DIRECTIONS
For the entries that follow, state how many lines include the word "JSON", giving the number and nothing else.

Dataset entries
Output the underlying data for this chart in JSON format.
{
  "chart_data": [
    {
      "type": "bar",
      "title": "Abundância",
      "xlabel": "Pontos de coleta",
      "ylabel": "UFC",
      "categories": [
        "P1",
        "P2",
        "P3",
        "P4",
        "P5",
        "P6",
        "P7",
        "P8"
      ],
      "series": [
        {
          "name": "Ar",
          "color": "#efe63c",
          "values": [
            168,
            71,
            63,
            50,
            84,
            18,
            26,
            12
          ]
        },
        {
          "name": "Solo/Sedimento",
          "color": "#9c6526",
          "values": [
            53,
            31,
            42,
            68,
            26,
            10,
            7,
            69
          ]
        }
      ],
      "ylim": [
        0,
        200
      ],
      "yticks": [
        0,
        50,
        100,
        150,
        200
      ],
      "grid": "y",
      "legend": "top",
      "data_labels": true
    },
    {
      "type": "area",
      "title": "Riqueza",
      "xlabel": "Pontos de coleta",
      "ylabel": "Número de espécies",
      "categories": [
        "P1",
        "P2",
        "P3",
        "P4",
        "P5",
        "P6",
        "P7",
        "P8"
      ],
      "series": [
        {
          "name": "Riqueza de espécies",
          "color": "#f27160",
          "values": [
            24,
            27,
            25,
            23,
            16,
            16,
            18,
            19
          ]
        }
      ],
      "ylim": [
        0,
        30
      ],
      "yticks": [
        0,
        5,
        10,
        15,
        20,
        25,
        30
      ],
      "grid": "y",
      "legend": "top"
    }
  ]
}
* * *
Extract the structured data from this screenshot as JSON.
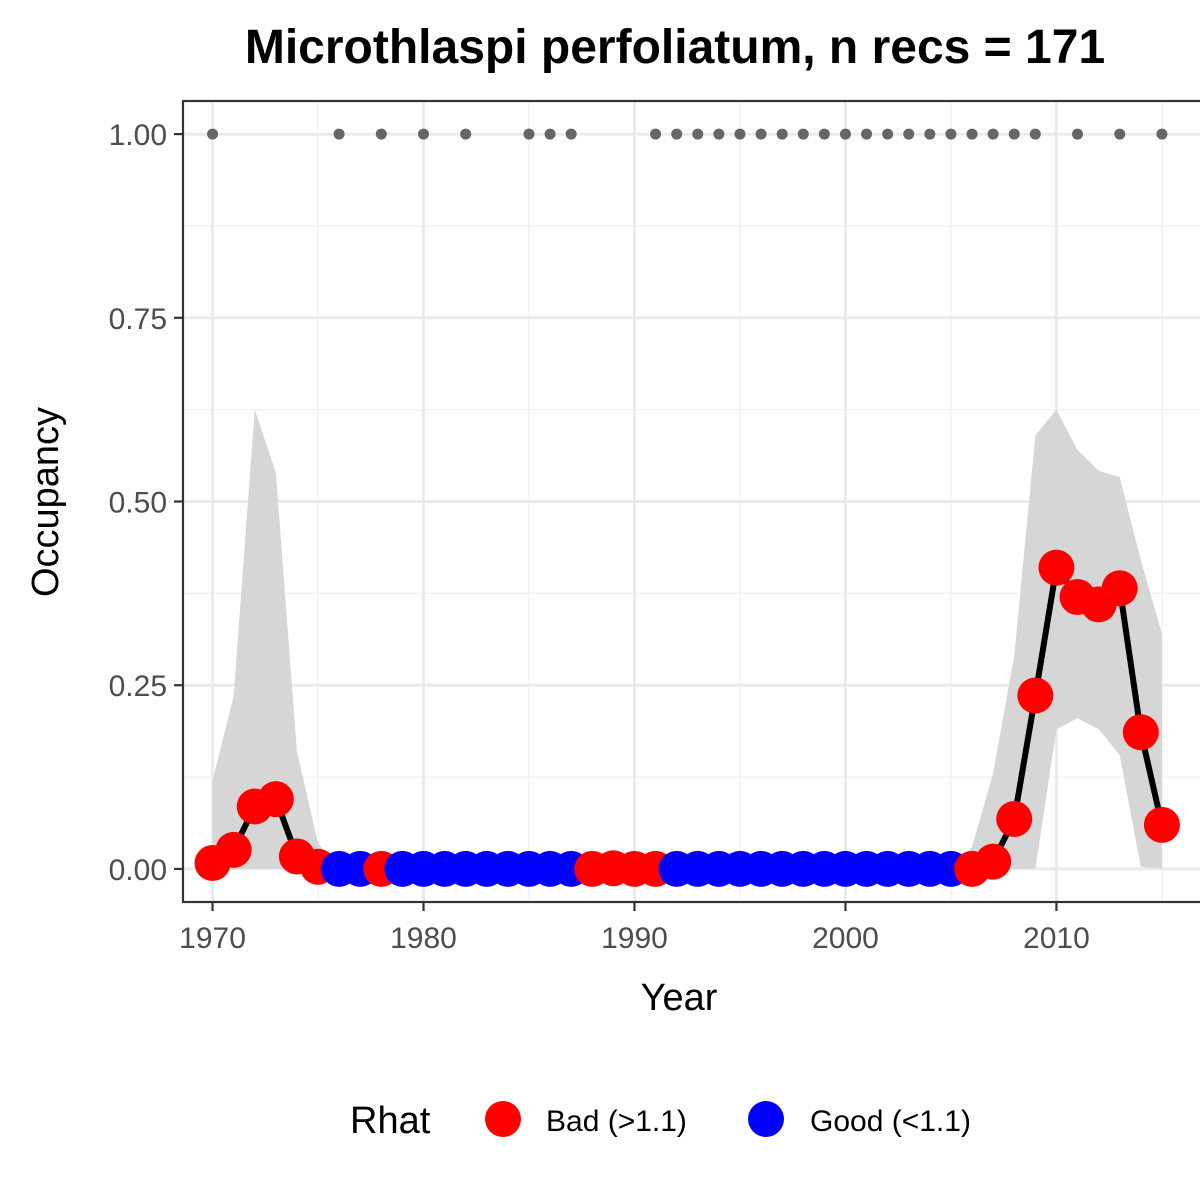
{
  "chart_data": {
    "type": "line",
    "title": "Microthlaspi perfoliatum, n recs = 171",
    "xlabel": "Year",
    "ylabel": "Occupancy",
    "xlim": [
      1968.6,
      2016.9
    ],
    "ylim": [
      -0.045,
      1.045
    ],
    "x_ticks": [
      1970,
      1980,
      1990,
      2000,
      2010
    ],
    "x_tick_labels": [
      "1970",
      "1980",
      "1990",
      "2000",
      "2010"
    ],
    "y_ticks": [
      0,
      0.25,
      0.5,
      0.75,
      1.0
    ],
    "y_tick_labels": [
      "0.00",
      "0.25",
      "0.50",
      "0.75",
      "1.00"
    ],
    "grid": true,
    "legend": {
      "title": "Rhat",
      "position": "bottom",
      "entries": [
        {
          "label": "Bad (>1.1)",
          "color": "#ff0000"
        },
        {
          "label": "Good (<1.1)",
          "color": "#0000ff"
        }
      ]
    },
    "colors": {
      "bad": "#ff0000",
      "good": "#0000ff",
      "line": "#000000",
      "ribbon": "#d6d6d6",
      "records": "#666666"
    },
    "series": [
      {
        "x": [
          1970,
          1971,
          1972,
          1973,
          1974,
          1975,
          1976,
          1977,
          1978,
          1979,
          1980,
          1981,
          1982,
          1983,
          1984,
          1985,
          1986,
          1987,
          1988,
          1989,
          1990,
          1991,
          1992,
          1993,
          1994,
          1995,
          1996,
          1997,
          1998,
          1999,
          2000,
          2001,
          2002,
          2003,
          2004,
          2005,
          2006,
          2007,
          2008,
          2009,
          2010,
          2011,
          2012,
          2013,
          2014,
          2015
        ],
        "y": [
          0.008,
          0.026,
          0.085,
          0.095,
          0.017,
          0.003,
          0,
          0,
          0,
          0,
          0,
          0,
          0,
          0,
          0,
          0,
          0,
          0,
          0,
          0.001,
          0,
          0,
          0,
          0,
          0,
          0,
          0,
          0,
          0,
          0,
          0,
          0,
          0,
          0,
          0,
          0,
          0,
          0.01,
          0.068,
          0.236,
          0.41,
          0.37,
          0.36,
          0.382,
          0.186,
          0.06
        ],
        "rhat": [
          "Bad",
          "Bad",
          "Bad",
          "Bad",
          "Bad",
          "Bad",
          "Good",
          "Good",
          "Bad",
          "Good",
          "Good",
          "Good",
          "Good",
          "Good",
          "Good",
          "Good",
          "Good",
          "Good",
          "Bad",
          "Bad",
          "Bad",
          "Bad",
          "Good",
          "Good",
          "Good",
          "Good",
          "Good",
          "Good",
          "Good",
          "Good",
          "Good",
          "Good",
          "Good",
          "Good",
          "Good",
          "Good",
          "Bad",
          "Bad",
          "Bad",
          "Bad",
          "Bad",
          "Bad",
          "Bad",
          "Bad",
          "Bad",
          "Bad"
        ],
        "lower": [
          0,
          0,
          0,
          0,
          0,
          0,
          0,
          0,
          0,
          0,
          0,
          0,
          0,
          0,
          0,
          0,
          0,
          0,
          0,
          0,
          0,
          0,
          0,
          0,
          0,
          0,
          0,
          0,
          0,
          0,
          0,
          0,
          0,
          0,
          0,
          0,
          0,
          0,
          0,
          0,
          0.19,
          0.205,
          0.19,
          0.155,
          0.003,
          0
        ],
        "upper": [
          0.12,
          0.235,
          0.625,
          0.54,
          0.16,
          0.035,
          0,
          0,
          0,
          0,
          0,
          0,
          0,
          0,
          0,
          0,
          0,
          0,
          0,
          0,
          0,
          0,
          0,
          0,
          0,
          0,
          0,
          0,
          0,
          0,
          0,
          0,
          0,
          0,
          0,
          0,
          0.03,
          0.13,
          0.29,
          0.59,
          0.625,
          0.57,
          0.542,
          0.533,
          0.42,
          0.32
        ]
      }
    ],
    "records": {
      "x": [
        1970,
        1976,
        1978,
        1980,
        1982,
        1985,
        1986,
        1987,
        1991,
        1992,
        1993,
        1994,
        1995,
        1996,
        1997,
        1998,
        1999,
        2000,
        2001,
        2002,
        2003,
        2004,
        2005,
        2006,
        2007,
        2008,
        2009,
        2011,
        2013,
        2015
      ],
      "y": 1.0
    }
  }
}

WRITTEN REPLY
2